Extract every line that contains the word "China".

======

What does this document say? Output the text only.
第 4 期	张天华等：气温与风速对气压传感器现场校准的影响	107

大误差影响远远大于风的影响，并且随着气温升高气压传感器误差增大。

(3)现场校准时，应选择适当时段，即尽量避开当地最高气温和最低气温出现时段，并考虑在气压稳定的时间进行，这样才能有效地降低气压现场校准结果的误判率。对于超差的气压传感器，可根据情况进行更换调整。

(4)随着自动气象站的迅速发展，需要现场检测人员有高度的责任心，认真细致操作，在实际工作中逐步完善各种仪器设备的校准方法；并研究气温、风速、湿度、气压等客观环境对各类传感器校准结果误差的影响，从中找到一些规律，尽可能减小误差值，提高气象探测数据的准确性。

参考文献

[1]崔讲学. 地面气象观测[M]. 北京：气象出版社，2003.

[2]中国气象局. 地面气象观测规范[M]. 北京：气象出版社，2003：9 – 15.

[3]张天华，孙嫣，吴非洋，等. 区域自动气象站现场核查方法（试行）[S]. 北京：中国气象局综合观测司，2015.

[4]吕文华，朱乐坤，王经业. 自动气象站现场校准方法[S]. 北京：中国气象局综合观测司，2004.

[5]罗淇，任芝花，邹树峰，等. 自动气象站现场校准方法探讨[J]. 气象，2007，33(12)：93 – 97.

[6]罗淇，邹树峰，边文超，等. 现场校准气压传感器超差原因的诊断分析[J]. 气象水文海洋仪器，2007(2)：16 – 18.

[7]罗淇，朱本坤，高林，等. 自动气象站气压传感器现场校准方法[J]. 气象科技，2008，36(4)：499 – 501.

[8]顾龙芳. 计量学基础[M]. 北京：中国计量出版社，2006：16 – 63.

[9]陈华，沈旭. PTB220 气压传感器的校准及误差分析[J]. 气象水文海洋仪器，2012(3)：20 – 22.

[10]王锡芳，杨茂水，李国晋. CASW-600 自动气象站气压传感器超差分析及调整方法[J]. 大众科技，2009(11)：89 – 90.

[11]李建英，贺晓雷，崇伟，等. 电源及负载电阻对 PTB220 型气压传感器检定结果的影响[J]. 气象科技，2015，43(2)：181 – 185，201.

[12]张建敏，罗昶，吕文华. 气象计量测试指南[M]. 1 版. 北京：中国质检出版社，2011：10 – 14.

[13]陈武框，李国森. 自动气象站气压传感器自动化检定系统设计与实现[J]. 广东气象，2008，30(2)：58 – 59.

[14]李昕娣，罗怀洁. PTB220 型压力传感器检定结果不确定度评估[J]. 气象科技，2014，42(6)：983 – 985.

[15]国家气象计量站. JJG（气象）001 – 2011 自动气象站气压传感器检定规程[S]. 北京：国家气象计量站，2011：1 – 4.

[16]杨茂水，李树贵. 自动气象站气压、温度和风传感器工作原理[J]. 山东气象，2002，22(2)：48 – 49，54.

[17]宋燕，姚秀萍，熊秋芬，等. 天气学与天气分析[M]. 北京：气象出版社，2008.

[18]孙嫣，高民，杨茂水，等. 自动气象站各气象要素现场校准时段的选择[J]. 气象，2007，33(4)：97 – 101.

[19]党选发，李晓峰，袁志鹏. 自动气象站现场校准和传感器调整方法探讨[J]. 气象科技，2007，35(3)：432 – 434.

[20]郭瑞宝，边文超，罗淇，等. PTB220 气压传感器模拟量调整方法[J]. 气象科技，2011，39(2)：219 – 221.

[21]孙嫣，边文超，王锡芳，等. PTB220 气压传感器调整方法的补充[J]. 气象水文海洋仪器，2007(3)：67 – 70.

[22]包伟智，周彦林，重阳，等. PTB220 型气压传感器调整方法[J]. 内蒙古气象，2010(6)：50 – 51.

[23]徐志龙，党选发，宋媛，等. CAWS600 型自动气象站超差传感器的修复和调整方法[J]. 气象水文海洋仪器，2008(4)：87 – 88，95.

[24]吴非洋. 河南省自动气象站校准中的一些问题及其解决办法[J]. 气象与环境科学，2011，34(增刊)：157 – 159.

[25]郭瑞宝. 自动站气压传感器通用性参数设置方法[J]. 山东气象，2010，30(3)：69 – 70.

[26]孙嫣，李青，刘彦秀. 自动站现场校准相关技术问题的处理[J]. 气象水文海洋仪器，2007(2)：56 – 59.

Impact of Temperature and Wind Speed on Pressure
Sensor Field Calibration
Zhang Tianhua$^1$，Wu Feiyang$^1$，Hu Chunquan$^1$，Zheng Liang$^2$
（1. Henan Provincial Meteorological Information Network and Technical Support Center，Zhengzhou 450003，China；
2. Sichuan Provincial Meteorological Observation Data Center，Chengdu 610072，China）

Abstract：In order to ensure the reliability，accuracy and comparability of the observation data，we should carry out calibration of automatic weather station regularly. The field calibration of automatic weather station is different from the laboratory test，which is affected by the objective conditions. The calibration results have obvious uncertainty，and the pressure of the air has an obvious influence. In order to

======

- **TASK OUTPUT**:
（1. Henan Provincial Meteorological Information Network and Technical Support Center，Zhengzhou 450003，China；
2. Sichuan Provincial Meteorological Observation Data Center，Chengdu 610072，China）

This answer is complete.